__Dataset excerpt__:

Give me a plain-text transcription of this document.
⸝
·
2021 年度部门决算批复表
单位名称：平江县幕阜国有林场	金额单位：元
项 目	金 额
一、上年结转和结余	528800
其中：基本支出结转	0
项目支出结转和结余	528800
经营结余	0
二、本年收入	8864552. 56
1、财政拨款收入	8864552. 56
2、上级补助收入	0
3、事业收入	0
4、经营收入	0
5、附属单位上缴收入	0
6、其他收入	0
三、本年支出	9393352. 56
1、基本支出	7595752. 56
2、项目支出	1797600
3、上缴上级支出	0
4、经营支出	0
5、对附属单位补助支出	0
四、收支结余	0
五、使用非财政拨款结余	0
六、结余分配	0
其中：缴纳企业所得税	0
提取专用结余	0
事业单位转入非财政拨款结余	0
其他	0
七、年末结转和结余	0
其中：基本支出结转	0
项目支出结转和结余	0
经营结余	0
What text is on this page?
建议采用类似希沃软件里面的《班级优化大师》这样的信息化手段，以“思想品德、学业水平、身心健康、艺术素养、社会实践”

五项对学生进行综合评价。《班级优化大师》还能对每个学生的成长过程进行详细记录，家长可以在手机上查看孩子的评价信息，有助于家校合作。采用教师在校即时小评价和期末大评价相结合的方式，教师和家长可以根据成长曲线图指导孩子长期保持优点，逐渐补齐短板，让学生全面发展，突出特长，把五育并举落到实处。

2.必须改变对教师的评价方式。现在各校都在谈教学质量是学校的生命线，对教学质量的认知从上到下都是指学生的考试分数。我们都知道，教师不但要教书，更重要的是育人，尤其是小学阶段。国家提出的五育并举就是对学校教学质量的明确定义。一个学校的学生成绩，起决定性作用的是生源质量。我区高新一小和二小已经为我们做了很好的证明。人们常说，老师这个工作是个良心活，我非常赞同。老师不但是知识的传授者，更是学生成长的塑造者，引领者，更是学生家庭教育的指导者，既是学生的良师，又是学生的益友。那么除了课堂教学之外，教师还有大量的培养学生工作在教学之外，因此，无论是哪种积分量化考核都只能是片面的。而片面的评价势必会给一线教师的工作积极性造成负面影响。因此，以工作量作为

__WRITTEN EXERCISE__: Identify each line of the material where the word "text" shows up, and copy it.

__RESPONSE__:
Give me a plain-text transcription of this document.
What text is on this page?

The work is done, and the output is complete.